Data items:
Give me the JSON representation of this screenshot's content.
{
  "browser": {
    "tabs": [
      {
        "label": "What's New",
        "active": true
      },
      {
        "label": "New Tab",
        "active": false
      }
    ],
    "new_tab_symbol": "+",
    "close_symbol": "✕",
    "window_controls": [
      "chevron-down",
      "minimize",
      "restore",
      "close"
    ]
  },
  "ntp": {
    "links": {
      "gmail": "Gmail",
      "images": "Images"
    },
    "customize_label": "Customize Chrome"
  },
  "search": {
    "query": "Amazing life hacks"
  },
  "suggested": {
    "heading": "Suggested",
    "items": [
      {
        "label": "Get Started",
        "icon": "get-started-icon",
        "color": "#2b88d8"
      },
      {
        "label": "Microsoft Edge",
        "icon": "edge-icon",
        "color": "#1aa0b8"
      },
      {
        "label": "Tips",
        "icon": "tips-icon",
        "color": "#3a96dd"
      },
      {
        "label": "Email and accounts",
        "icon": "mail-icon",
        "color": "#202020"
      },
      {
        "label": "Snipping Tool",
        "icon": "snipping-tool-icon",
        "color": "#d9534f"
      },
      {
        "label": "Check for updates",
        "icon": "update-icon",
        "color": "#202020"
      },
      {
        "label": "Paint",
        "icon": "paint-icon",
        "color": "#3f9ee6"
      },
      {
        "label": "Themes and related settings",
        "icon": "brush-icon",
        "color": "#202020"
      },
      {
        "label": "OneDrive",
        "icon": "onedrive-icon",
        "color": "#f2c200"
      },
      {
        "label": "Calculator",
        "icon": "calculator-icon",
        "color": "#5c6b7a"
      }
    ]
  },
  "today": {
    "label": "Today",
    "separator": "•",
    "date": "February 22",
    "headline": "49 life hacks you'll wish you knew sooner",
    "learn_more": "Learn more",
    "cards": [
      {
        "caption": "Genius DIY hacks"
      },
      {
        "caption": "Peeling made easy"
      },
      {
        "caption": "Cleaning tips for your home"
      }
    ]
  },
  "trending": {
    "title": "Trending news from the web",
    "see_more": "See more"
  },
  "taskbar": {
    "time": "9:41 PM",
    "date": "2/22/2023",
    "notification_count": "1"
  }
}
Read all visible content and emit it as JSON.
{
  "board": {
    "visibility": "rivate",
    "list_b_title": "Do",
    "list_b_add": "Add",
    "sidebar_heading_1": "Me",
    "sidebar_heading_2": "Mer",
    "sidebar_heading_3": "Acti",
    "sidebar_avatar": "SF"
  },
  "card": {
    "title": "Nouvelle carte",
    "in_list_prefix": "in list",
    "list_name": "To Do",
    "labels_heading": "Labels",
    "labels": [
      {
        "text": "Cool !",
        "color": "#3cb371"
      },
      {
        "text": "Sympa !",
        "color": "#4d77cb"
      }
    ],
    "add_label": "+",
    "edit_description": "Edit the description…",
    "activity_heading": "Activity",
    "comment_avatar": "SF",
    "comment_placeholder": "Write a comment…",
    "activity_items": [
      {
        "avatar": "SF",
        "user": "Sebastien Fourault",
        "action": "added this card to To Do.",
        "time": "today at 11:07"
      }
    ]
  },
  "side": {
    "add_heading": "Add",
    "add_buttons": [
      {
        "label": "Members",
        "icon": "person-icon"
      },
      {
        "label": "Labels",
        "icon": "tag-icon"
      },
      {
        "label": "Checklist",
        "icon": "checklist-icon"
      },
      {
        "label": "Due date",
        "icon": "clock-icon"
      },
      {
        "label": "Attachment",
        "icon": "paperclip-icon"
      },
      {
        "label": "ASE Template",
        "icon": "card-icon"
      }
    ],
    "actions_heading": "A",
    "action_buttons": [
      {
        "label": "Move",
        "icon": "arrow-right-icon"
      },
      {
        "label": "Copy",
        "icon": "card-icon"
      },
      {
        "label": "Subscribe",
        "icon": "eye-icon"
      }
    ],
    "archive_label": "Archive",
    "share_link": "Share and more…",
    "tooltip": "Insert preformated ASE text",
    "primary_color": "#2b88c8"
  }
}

> Job:
From the listing above, collect every line that mentions the word "more".

> Completed task:
    "learn_more": "Learn more",
    "see_more": "See more"
    "share_link": "Share and more…",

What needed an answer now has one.